Stored records
※
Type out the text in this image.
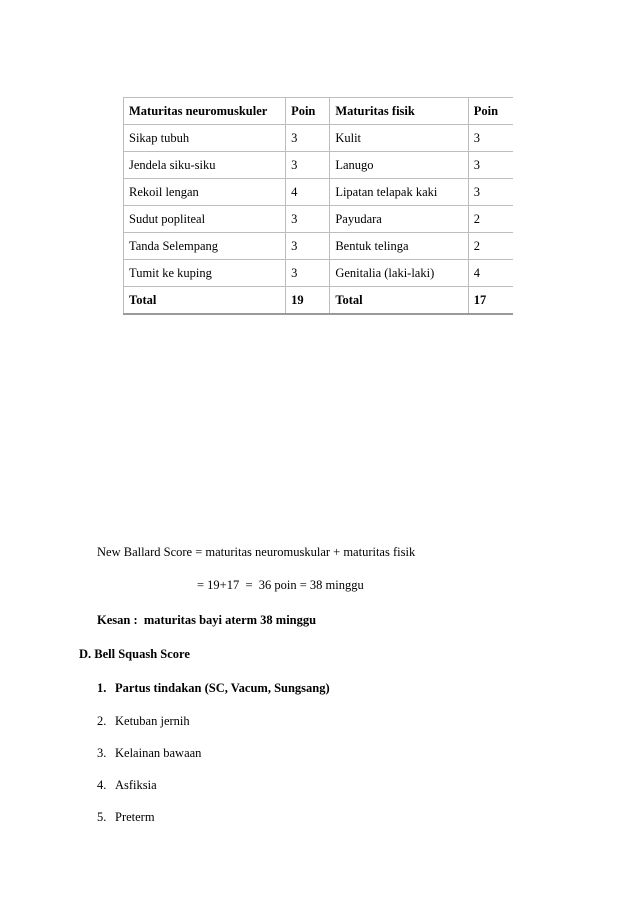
Maturitas neuromuskuler	Poin	Maturitas fisik	Poin
Sikap tubuh	3	Kulit	3
Jendela siku-siku	3	Lanugo	3
Rekoil lengan	4	Lipatan telapak kaki	3
Sudut popliteal	3	Payudara	2
Tanda Selempang	3	Bentuk telinga	2
Tumit ke kuping	3	Genitalia (laki-laki)	4
Total	19	Total	17
New Ballard Score = maturitas neuromuskular + maturitas fisik
= 19+17  =  36 poin = 38 minggu
Kesan :  maturitas bayi aterm 38 minggu
D. Bell Squash Score
1. Partus tindakan (SC, Vacum, Sungsang)
2. Ketuban jernih
3. Kelainan bawaan
4. Asfiksia
5. Preterm
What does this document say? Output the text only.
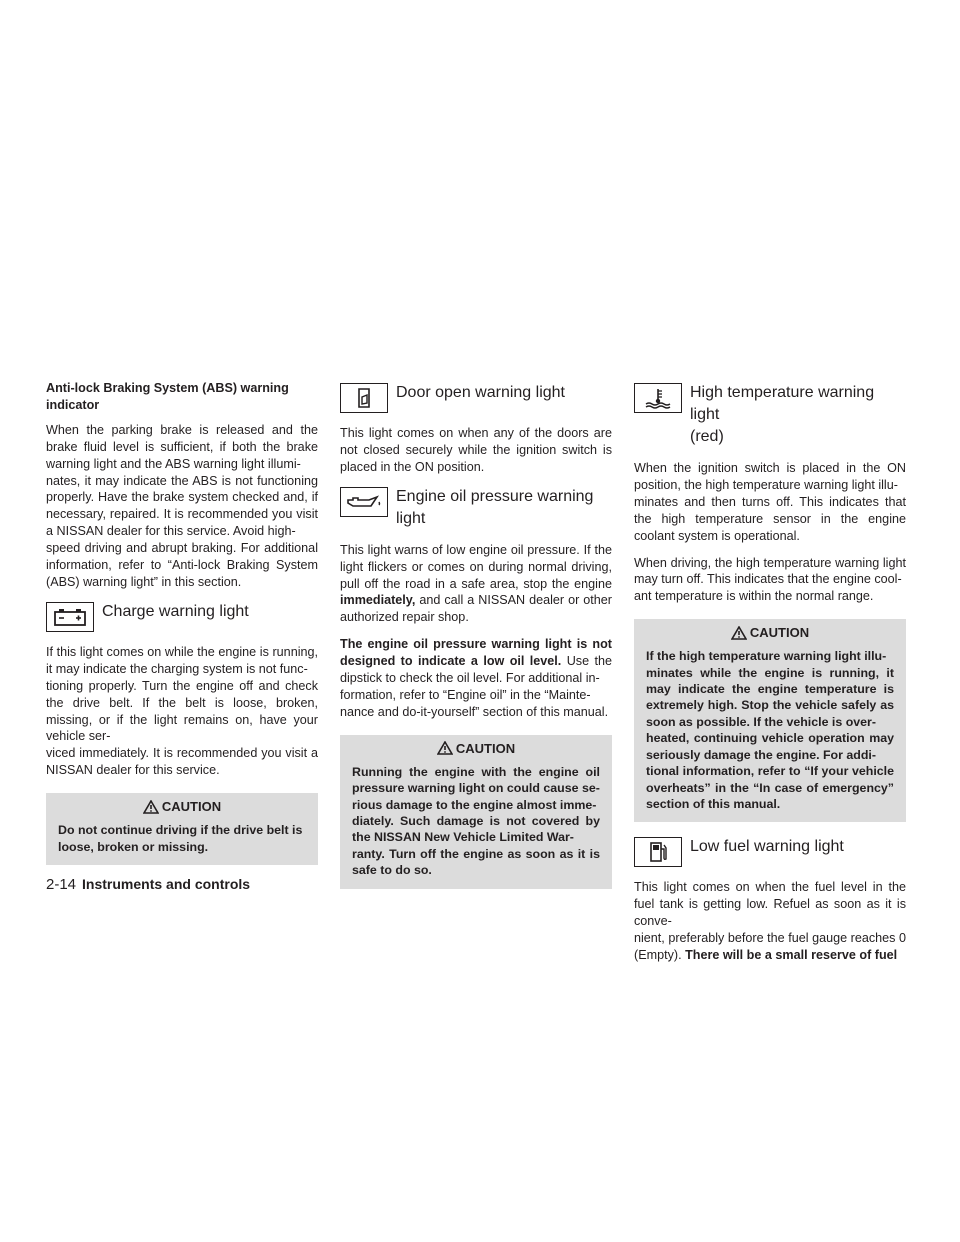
Anti-lock Braking System (ABS) warning
indicator

When the parking brake is released and the brake fluid level is sufficient, if both the brake warning light and the ABS warning light illumi-
nates, it may indicate the ABS is not functioning properly. Have the brake system checked and, if necessary, repaired. It is recommended you visit a NISSAN dealer for this service. Avoid high-
speed driving and abrupt braking. For additional information, refer to “Anti-lock Braking System (ABS) warning light” in this section.

Charge warning light

If this light comes on while the engine is running, it may indicate the charging system is not func-
tioning properly. Turn the engine off and check the drive belt. If the belt is loose, broken, missing, or if the light remains on, have your vehicle ser-
viced immediately. It is recommended you visit a NISSAN dealer for this service.

CAUTION
Do not continue driving if the drive belt is
loose, broken or missing.
Door open warning light

This light comes on when any of the doors are not closed securely while the ignition switch is placed in the ON position.

Engine oil pressure warning
light

This light warns of low engine oil pressure. If the light flickers or comes on during normal driving, pull off the road in a safe area, stop the engine immediately, and call a NISSAN dealer or other authorized repair shop.

The engine oil pressure warning light is not designed to indicate a low oil level. Use the dipstick to check the oil level. For additional in-
formation, refer to “Engine oil” in the “Mainte-
nance and do-it-yourself” section of this manual.

CAUTION
Running the engine with the engine oil pressure warning light on could cause se-
rious damage to the engine almost imme-
diately. Such damage is not covered by the NISSAN New Vehicle Limited War-
ranty. Turn off the engine as soon as it is safe to do so.
High temperature warning light
(red)

When the ignition switch is placed in the ON position, the high temperature warning light illu-
minates and then turns off. This indicates that the high temperature sensor in the engine coolant system is operational.

When driving, the high temperature warning light may turn off. This indicates that the engine cool-
ant temperature is within the normal range.

CAUTION
If the high temperature warning light illu-
minates while the engine is running, it may indicate the engine temperature is extremely high. Stop the vehicle safely as soon as possible. If the vehicle is over-
heated, continuing vehicle operation may seriously damage the engine. For addi-
tional information, refer to “If your vehicle overheats” in the “In case of emergency” section of this manual.
Low fuel warning light

This light comes on when the fuel level in the fuel tank is getting low. Refuel as soon as it is conve-
nient, preferably before the fuel gauge reaches 0 (Empty). There will be a small reserve of fuel

2-14 Instruments and controls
※
> _Required task_: Restate every record exactly, please; do not copy the pictures.

> _Reply to the task_:
Type out the text in this image.
Maturitas neuromuskuler	Poin	Maturitas fisik	Poin
Sikap tubuh	3	Kulit	3
Jendela siku-siku	3	Lanugo	3
Rekoil lengan	4	Lipatan telapak kaki	3
Sudut popliteal	3	Payudara	2
Tanda Selempang	3	Bentuk telinga	2
Tumit ke kuping	3	Genitalia (laki-laki)	4
Total	19	Total	17
New Ballard Score = maturitas neuromuskular + maturitas fisik
= 19+17  =  36 poin = 38 minggu
Kesan :  maturitas bayi aterm 38 minggu
D. Bell Squash Score
1. Partus tindakan (SC, Vacum, Sungsang)
2. Ketuban jernih
3. Kelainan bawaan
4. Asfiksia
5. Preterm
What does this document say? Output the text only.
Anti-lock Braking System (ABS) warning
indicator

When the parking brake is released and the brake fluid level is sufficient, if both the brake warning light and the ABS warning light illumi-
nates, it may indicate the ABS is not functioning properly. Have the brake system checked and, if necessary, repaired. It is recommended you visit a NISSAN dealer for this service. Avoid high-
speed driving and abrupt braking. For additional information, refer to “Anti-lock Braking System (ABS) warning light” in this section.

Charge warning light

If this light comes on while the engine is running, it may indicate the charging system is not func-
tioning properly. Turn the engine off and check the drive belt. If the belt is loose, broken, missing, or if the light remains on, have your vehicle ser-
viced immediately. It is recommended you visit a NISSAN dealer for this service.

CAUTION
Do not continue driving if the drive belt is
loose, broken or missing.
Door open warning light

This light comes on when any of the doors are not closed securely while the ignition switch is placed in the ON position.

Engine oil pressure warning
light

This light warns of low engine oil pressure. If the light flickers or comes on during normal driving, pull off the road in a safe area, stop the engine immediately, and call a NISSAN dealer or other authorized repair shop.

The engine oil pressure warning light is not designed to indicate a low oil level. Use the dipstick to check the oil level. For additional in-
formation, refer to “Engine oil” in the “Mainte-
nance and do-it-yourself” section of this manual.

CAUTION
Running the engine with the engine oil pressure warning light on could cause se-
rious damage to the engine almost imme-
diately. Such damage is not covered by the NISSAN New Vehicle Limited War-
ranty. Turn off the engine as soon as it is safe to do so.
High temperature warning light
(red)

When the ignition switch is placed in the ON position, the high temperature warning light illu-
minates and then turns off. This indicates that the high temperature sensor in the engine coolant system is operational.

When driving, the high temperature warning light may turn off. This indicates that the engine cool-
ant temperature is within the normal range.

CAUTION
If the high temperature warning light illu-
minates while the engine is running, it may indicate the engine temperature is extremely high. Stop the vehicle safely as soon as possible. If the vehicle is over-
heated, continuing vehicle operation may seriously damage the engine. For addi-
tional information, refer to “If your vehicle overheats” in the “In case of emergency” section of this manual.
Low fuel warning light

This light comes on when the fuel level in the fuel tank is getting low. Refuel as soon as it is conve-
nient, preferably before the fuel gauge reaches 0 (Empty). There will be a small reserve of fuel

2-14 Instruments and controls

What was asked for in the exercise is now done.